"""
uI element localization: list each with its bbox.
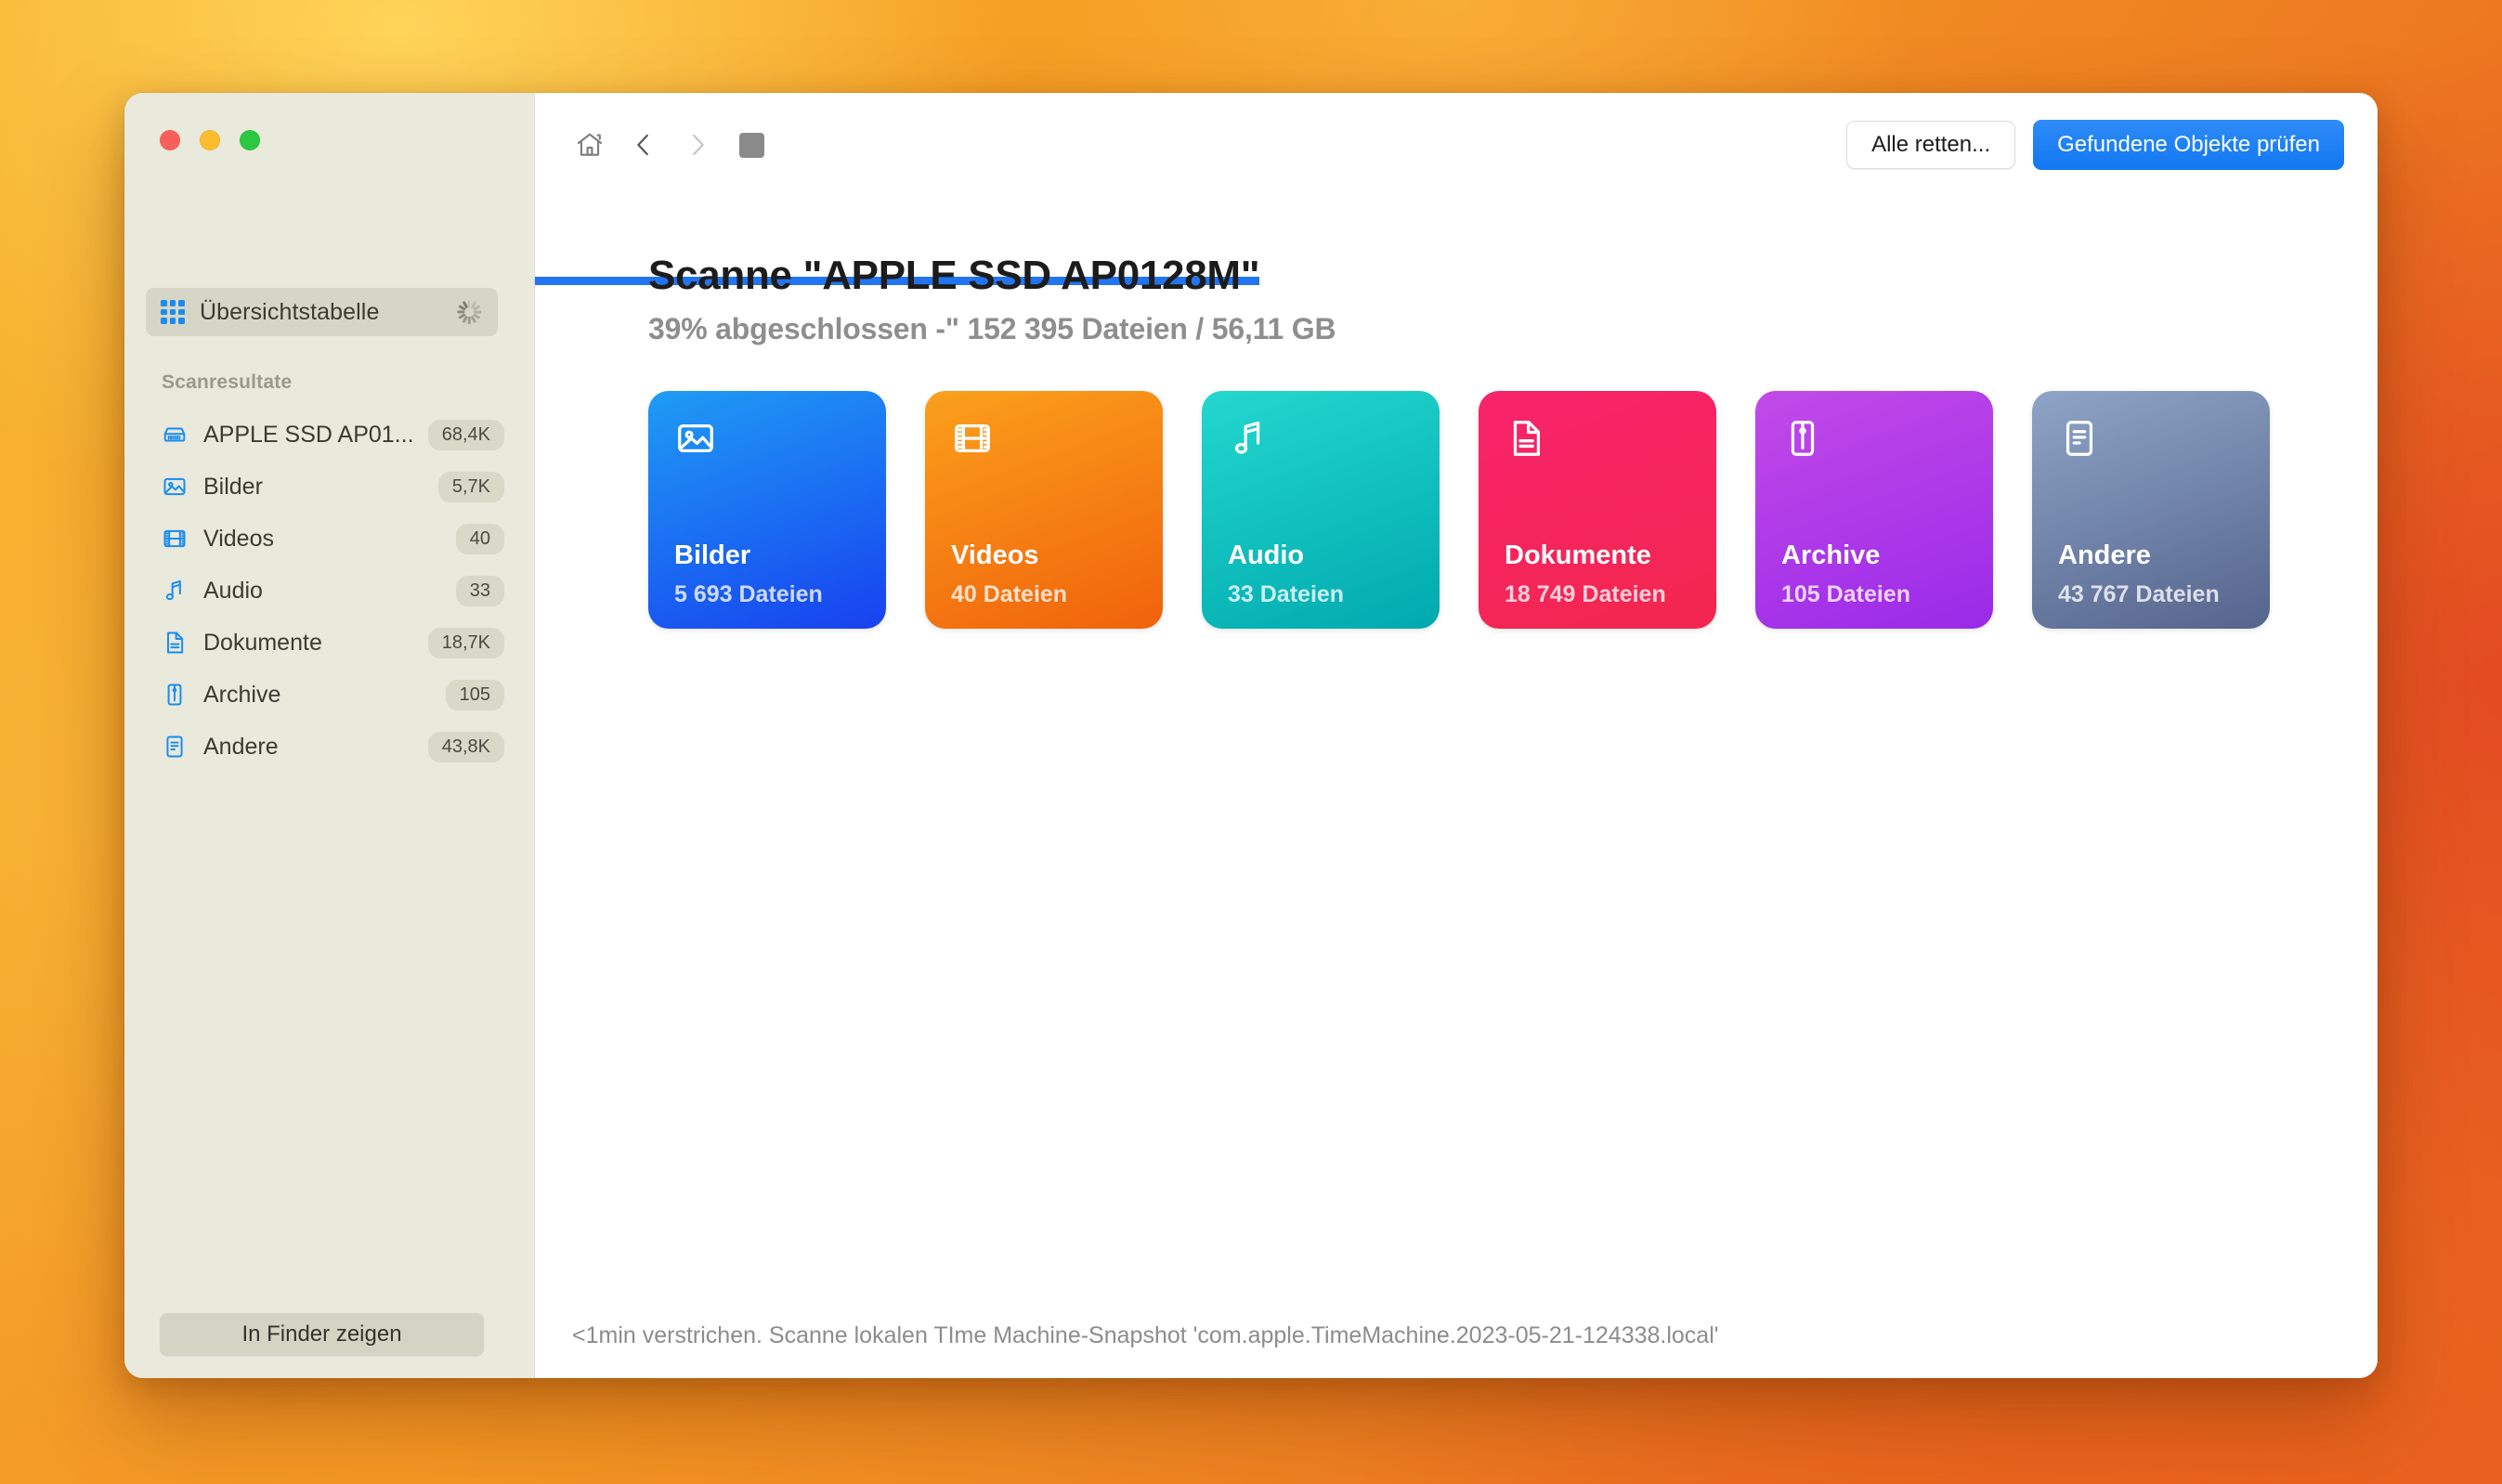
category-card-title: Andere	[2058, 540, 2151, 570]
sidebar-section-heading: Scanresultate	[162, 371, 293, 393]
category-cards: Bilder 5 693 Dateien Videos 40 Dateien Audio…	[648, 391, 2378, 629]
sidebar-item-videos[interactable]: Videos 40	[146, 513, 514, 565]
category-card-filecount: 18 749 Dateien	[1505, 581, 1666, 607]
sidebar-item-label: Archive	[203, 681, 281, 708]
sidebar-item-archive[interactable]: Archive 105	[146, 669, 514, 721]
grid-icon	[161, 300, 185, 324]
category-card-archive[interactable]: Archive 105 Dateien	[1755, 391, 1993, 629]
show-in-finder-button[interactable]: In Finder zeigen	[160, 1313, 484, 1356]
page-title: Scanne "APPLE SSD AP0128M"	[648, 253, 1260, 298]
rescue-all-button[interactable]: Alle retten...	[1846, 121, 2016, 169]
toolbar: Alle retten... Gefundene Objekte prüfen	[535, 93, 2378, 197]
close-button[interactable]	[160, 130, 180, 150]
sidebar-item-badge: 18,7K	[427, 627, 504, 658]
category-card-videos[interactable]: Videos 40 Dateien	[925, 391, 1163, 629]
category-card-filecount: 43 767 Dateien	[2058, 581, 2220, 607]
category-card-audio[interactable]: Audio 33 Dateien	[1202, 391, 1440, 629]
loading-spinner-icon	[455, 298, 483, 326]
sidebar-item-label: APPLE SSD AP01...	[203, 421, 414, 448]
note-icon	[161, 733, 189, 761]
note-icon	[2058, 417, 2101, 460]
sidebar-item-dokumente[interactable]: Dokumente 18,7K	[146, 617, 514, 669]
sidebar-item-label: Dokumente	[203, 629, 322, 656]
sidebar-item-badge: 68,4K	[427, 419, 504, 450]
category-card-andere[interactable]: Andere 43 767 Dateien	[2032, 391, 2270, 629]
film-icon	[161, 525, 189, 553]
sidebar-item-badge: 5,7K	[437, 471, 504, 502]
window-controls	[160, 130, 260, 150]
scan-status-subtitle: 39% abgeschlossen -" 152 395 Dateien / 5…	[648, 312, 1336, 345]
sidebar-item-label: Bilder	[203, 473, 263, 500]
category-card-title: Dokumente	[1505, 540, 1651, 570]
category-card-filecount: 105 Dateien	[1781, 581, 1910, 607]
document-icon	[1505, 417, 1547, 460]
sidebar-item-badge: 33	[455, 575, 504, 606]
sidebar-item-overview-label: Übersichtstabelle	[200, 298, 380, 325]
category-card-filecount: 33 Dateien	[1228, 581, 1345, 607]
status-text: <1min verstrichen. Scanne lokalen TIme M…	[572, 1321, 1719, 1348]
sidebar-item-apple-ssd-ap01[interactable]: APPLE SSD AP01... 68,4K	[146, 409, 514, 461]
sidebar-item-label: Videos	[203, 525, 274, 552]
app-window: Übersichtstabelle Scanresultate APPLE SS…	[124, 93, 2378, 1378]
category-card-filecount: 5 693 Dateien	[674, 581, 823, 607]
zip-icon	[161, 681, 189, 709]
sidebar-item-badge: 105	[445, 679, 504, 710]
category-card-title: Videos	[951, 540, 1039, 570]
check-found-objects-button[interactable]: Gefundene Objekte prüfen	[2033, 120, 2344, 170]
toolbar-actions: Alle retten... Gefundene Objekte prüfen	[1846, 120, 2344, 170]
sidebar-item-andere[interactable]: Andere 43,8K	[146, 721, 514, 773]
zip-icon	[1781, 417, 1824, 460]
category-card-title: Archive	[1781, 540, 1881, 570]
category-card-bilder[interactable]: Bilder 5 693 Dateien	[648, 391, 886, 629]
sidebar-item-bilder[interactable]: Bilder 5,7K	[146, 461, 514, 513]
sidebar-item-audio[interactable]: Audio 33	[146, 565, 514, 617]
minimize-button[interactable]	[200, 130, 220, 150]
harddisk-icon	[161, 421, 189, 449]
chevron-right-icon	[671, 118, 724, 172]
sidebar-item-badge: 40	[455, 523, 504, 554]
category-card-title: Bilder	[674, 540, 751, 570]
main-panel: Scanne "APPLE SSD AP0128M" 39% abgeschlo…	[535, 197, 2378, 1378]
photo-icon	[161, 473, 189, 501]
statusbar: <1min verstrichen. Scanne lokalen TIme M…	[535, 1293, 2378, 1378]
music-note-icon	[161, 577, 189, 605]
category-card-filecount: 40 Dateien	[951, 581, 1068, 607]
sidebar-list: APPLE SSD AP01... 68,4K Bilder 5,7K Videos 40…	[146, 409, 514, 773]
zoom-button[interactable]	[240, 130, 260, 150]
sidebar-item-label: Audio	[203, 577, 263, 604]
sidebar: Übersichtstabelle Scanresultate APPLE SS…	[124, 93, 535, 1378]
stop-square-icon[interactable]	[724, 118, 778, 172]
sidebar-item-overview[interactable]: Übersichtstabelle	[146, 288, 498, 336]
document-icon	[161, 629, 189, 657]
sidebar-item-label: Andere	[203, 733, 279, 760]
photo-icon	[674, 417, 717, 460]
category-card-title: Audio	[1228, 540, 1305, 570]
film-icon	[951, 417, 994, 460]
content-area: Alle retten... Gefundene Objekte prüfen …	[535, 93, 2378, 1378]
chevron-left-icon[interactable]	[617, 118, 671, 172]
home-icon[interactable]	[563, 118, 617, 172]
music-note-icon	[1228, 417, 1271, 460]
sidebar-item-badge: 43,8K	[427, 731, 504, 762]
category-card-dokumente[interactable]: Dokumente 18 749 Dateien	[1479, 391, 1716, 629]
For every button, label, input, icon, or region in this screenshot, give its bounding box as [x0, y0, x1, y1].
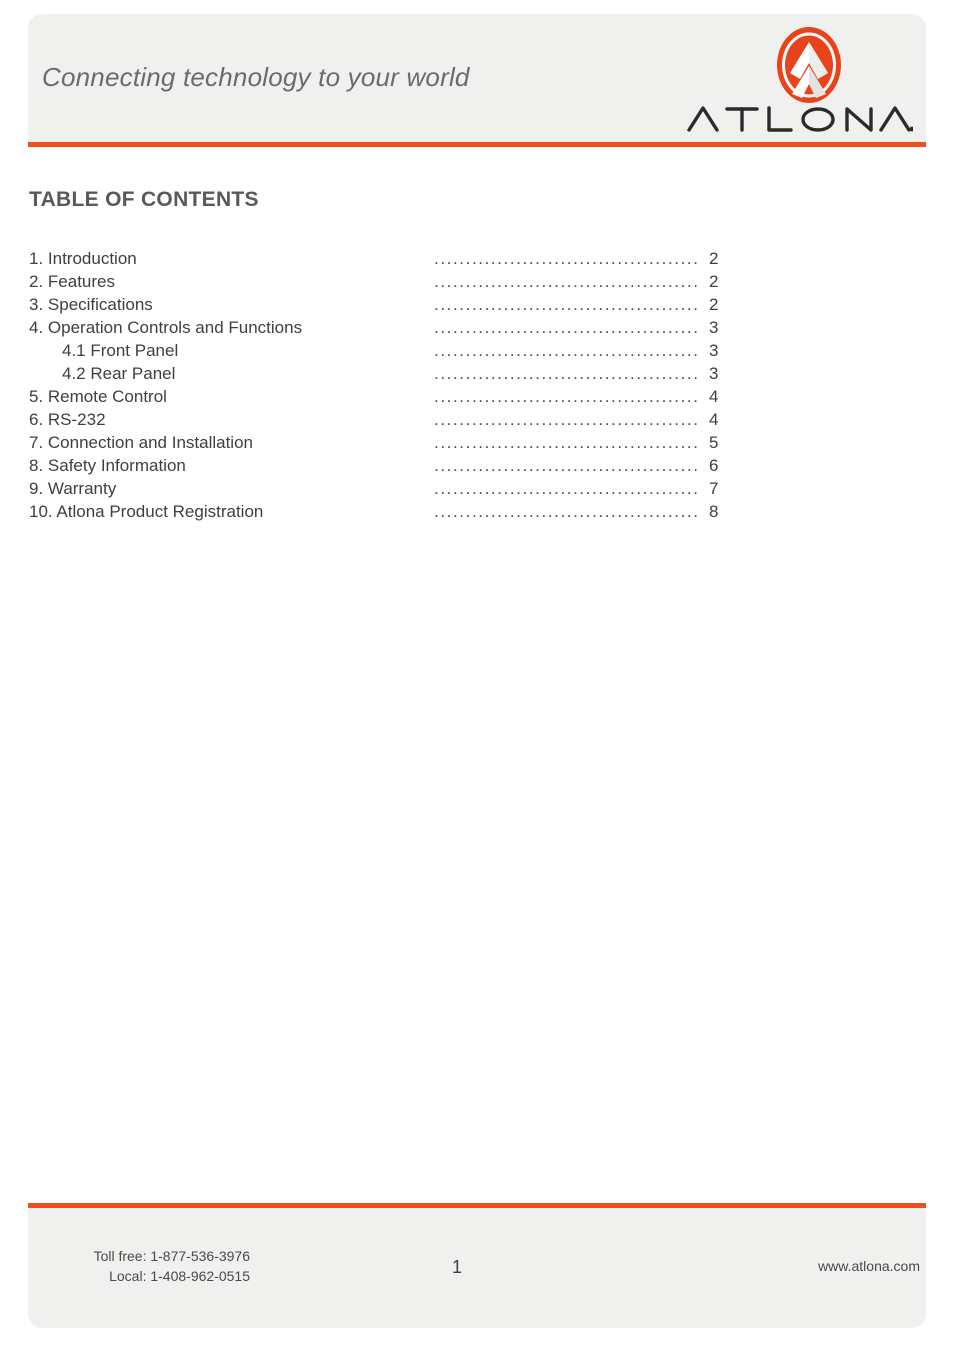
toc-entry-label: 4. Operation Controls and Functions [29, 318, 303, 337]
toc-entry-label: 4.2 Rear Panel [62, 364, 176, 383]
toc-entry[interactable]: 1. Introduction.........................… [29, 247, 729, 270]
toc-entry-page: 4 [709, 410, 719, 429]
toc-entry-label: 2. Features [29, 272, 115, 291]
toc-entry-label: 1. Introduction [29, 249, 137, 268]
toc-entry[interactable]: 10. Atlona Product Registration.........… [29, 500, 729, 523]
toc-entry-page: 8 [709, 502, 719, 521]
toc-entry[interactable]: 9. Warranty.............................… [29, 477, 729, 500]
atlona-wordmark [680, 102, 918, 136]
document-page: Connecting technology to your world TABL… [0, 0, 954, 1350]
toc-dot-leader: ........................................… [434, 456, 700, 475]
table-of-contents: 1. Introduction.........................… [29, 247, 729, 523]
page-title: TABLE OF CONTENTS [29, 188, 259, 211]
toc-entry-label: 3. Specifications [29, 295, 153, 314]
toc-entry-page: 2 [709, 295, 719, 314]
footer-contact: Toll free: 1-877-536-3976 Local: 1-408-9… [30, 1246, 250, 1286]
toc-entry-label: 9. Warranty [29, 479, 117, 498]
toc-entry[interactable]: 7. Connection and Installation..........… [29, 431, 729, 454]
toc-entry-page: 4 [709, 387, 719, 406]
toc-entry-label: 4.1 Front Panel [62, 341, 179, 360]
toc-entry-label: 8. Safety Information [29, 456, 186, 475]
footer-toll-free: Toll free: 1-877-536-3976 [93, 1248, 250, 1264]
toc-entry-page: 3 [709, 364, 719, 383]
toc-entry-page: 2 [709, 272, 719, 291]
atlona-logo [680, 26, 918, 136]
footer-local-phone: Local: 1-408-962-0515 [109, 1268, 250, 1284]
toc-entry[interactable]: 3. Specifications.......................… [29, 293, 729, 316]
toc-dot-leader: ........................................… [434, 364, 700, 383]
toc-entry-label: 5. Remote Control [29, 387, 167, 406]
header-tagline: Connecting technology to your world [42, 62, 470, 92]
toc-entry-page: 6 [709, 456, 719, 475]
toc-dot-leader: ........................................… [434, 410, 700, 429]
toc-entry[interactable]: 4.1 Front Panel.........................… [29, 339, 729, 362]
toc-dot-leader: ........................................… [434, 295, 700, 314]
toc-dot-leader: ........................................… [434, 479, 700, 498]
atlona-chevron-logo-icon [776, 26, 842, 104]
toc-entry[interactable]: 6. RS-232...............................… [29, 408, 729, 431]
toc-dot-leader: ........................................… [434, 502, 700, 521]
toc-entry[interactable]: 4.2 Rear Panel..........................… [29, 362, 729, 385]
toc-entry[interactable]: 4. Operation Controls and Functions.....… [29, 316, 729, 339]
toc-entry[interactable]: 2. Features.............................… [29, 270, 729, 293]
toc-entry-label: 10. Atlona Product Registration [29, 502, 264, 521]
toc-dot-leader: ........................................… [434, 387, 700, 406]
toc-entry-page: 3 [709, 318, 719, 337]
toc-entry-label: 6. RS-232 [29, 410, 106, 429]
toc-dot-leader: ........................................… [434, 272, 700, 291]
toc-dot-leader: ........................................… [434, 318, 700, 337]
toc-entry-page: 2 [709, 249, 719, 268]
footer-website: www.atlona.com [818, 1258, 920, 1274]
toc-entry[interactable]: 5. Remote Control.......................… [29, 385, 729, 408]
toc-dot-leader: ........................................… [434, 249, 700, 268]
toc-entry-page: 3 [709, 341, 719, 360]
header-accent-rule [28, 142, 926, 147]
toc-entry-page: 7 [709, 479, 719, 498]
toc-dot-leader: ........................................… [434, 341, 700, 360]
toc-entry-label: 7. Connection and Installation [29, 433, 253, 452]
toc-entry[interactable]: 8. Safety Information...................… [29, 454, 729, 477]
footer-page-number: 1 [452, 1257, 463, 1277]
toc-dot-leader: ........................................… [434, 433, 700, 452]
toc-entry-page: 5 [709, 433, 719, 452]
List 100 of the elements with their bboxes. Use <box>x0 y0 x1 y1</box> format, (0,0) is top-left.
"""
Give the lines above from the one containing "toc-entry-label: 4. Operation" through the one containing "toc-entry-page: 4 [709, 387, 719, 406]", both included, as a numbered list, leaving out blank lines.

1. toc-entry-label: 4. Operation Controls and Functions [29, 318, 303, 337]
2. toc-entry-label: 4.2 Rear Panel [62, 364, 176, 383]
3. toc-entry[interactable]: 1. Introduction.........................… [29, 247, 729, 270]
4. toc-entry-page: 4 [709, 410, 719, 429]
5. toc-entry-label: 2. Features [29, 272, 115, 291]
6. toc-entry-label: 1. Introduction [29, 249, 137, 268]
7. toc-entry[interactable]: 10. Atlona Product Registration.........… [29, 500, 729, 523]
8. toc-entry-page: 8 [709, 502, 719, 521]
9. toc-entry[interactable]: 9. Warranty.............................… [29, 477, 729, 500]
10. atlona-wordmark [680, 102, 918, 136]
11. document-page: Connecting technology to your world TABL… [0, 0, 954, 1350]
12. toc-dot-leader: ........................................… [434, 456, 700, 475]
13. table-of-contents: 1. Introduction.........................… [29, 247, 729, 523]
14. page-title: TABLE OF CONTENTS [29, 188, 259, 211]
15. toc-entry-label: 3. Specifications [29, 295, 153, 314]
16. toc-entry-page: 2 [709, 295, 719, 314]
17. footer-contact: Toll free: 1-877-536-3976 Local: 1-408-9… [30, 1246, 250, 1286]
18. toc-entry-label: 9. Warranty [29, 479, 117, 498]
19. toc-entry[interactable]: 7. Connection and Installation..........… [29, 431, 729, 454]
20. toc-entry-page: 4 [709, 387, 719, 406]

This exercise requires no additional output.